Exercise
All of the data that follows should be retyped exactly, please, except the pictures.

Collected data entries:
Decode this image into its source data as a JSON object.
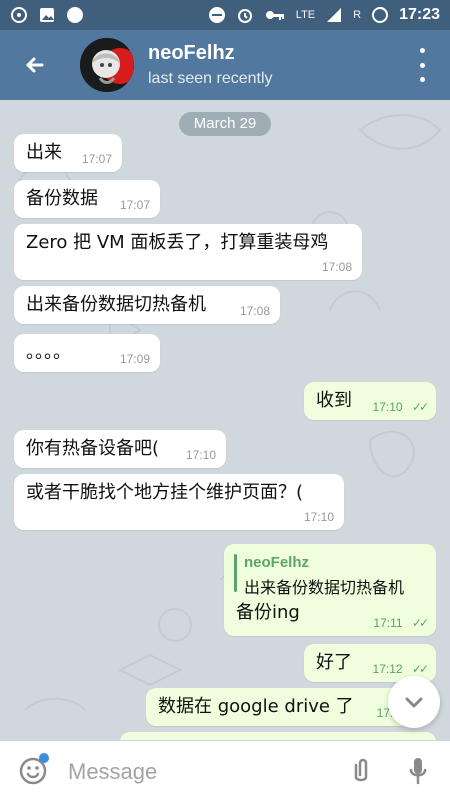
{
  "status_bar": {
    "time": "17:23",
    "network_label": "LTE",
    "sim_label": "R"
  },
  "header": {
    "title": "neoFelhz",
    "subtitle": "last seen recently",
    "icons": [
      "back-arrow-icon",
      "avatar",
      "more-vert-icon"
    ]
  },
  "chat": {
    "date": "March 29",
    "messages": [
      {
        "dir": "in",
        "text": "出来",
        "time": "17:07"
      },
      {
        "dir": "in",
        "text": "备份数据",
        "time": "17:07"
      },
      {
        "dir": "in",
        "text": "Zero 把 VM 面板丢了，打算重装母鸡",
        "time": "17:08"
      },
      {
        "dir": "in",
        "text": "出来备份数据切热备机",
        "time": "17:08"
      },
      {
        "dir": "in",
        "text": "。。。。",
        "time": "17:09"
      },
      {
        "dir": "out",
        "text": "收到",
        "time": "17:10"
      },
      {
        "dir": "in",
        "text": "你有热备设备吧(",
        "time": "17:10"
      },
      {
        "dir": "in",
        "text": "或者干脆找个地方挂个维护页面？(",
        "time": "17:10"
      },
      {
        "dir": "out",
        "reply_to": {
          "name": "neoFelhz",
          "text": "出来备份数据切热备机"
        },
        "text": "备份ing",
        "time": "17:11"
      },
      {
        "dir": "out",
        "text": "好了",
        "time": "17:12"
      },
      {
        "dir": "out",
        "text": "数据在 google drive 了",
        "time": "17:1"
      }
    ]
  },
  "input": {
    "placeholder": "Message"
  },
  "colors": {
    "status_bar": "#3f5f7d",
    "header": "#51789e",
    "chat_bg": "#cfd8dc",
    "outgoing_bubble": "#effedd",
    "incoming_bubble": "#ffffff",
    "tick_green": "#5aa66a",
    "accent_blue": "#3a8fd8"
  }
}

Written solution
Decode this image into its source data as a JSON object.
{
  "status_bar": {
    "time": "17:23",
    "network_label": "LTE",
    "sim_label": "R"
  },
  "header": {
    "title": "neoFelhz",
    "subtitle": "last seen recently",
    "icons": [
      "back-arrow-icon",
      "avatar",
      "more-vert-icon"
    ]
  },
  "chat": {
    "date": "March 29",
    "messages": [
      {
        "dir": "in",
        "text": "出来",
        "time": "17:07"
      },
      {
        "dir": "in",
        "text": "备份数据",
        "time": "17:07"
      },
      {
        "dir": "in",
        "text": "Zero 把 VM 面板丢了，打算重装母鸡",
        "time": "17:08"
      },
      {
        "dir": "in",
        "text": "出来备份数据切热备机",
        "time": "17:08"
      },
      {
        "dir": "in",
        "text": "。。。。",
        "time": "17:09"
      },
      {
        "dir": "out",
        "text": "收到",
        "time": "17:10"
      },
      {
        "dir": "in",
        "text": "你有热备设备吧(",
        "time": "17:10"
      },
      {
        "dir": "in",
        "text": "或者干脆找个地方挂个维护页面？(",
        "time": "17:10"
      },
      {
        "dir": "out",
        "reply_to": {
          "name": "neoFelhz",
          "text": "出来备份数据切热备机"
        },
        "text": "备份ing",
        "time": "17:11"
      },
      {
        "dir": "out",
        "text": "好了",
        "time": "17:12"
      },
      {
        "dir": "out",
        "text": "数据在 google drive 了",
        "time": "17:1"
      }
    ]
  },
  "input": {
    "placeholder": "Message"
  },
  "colors": {
    "status_bar": "#3f5f7d",
    "header": "#51789e",
    "chat_bg": "#cfd8dc",
    "outgoing_bubble": "#effedd",
    "incoming_bubble": "#ffffff",
    "tick_green": "#5aa66a",
    "accent_blue": "#3a8fd8"
  }
}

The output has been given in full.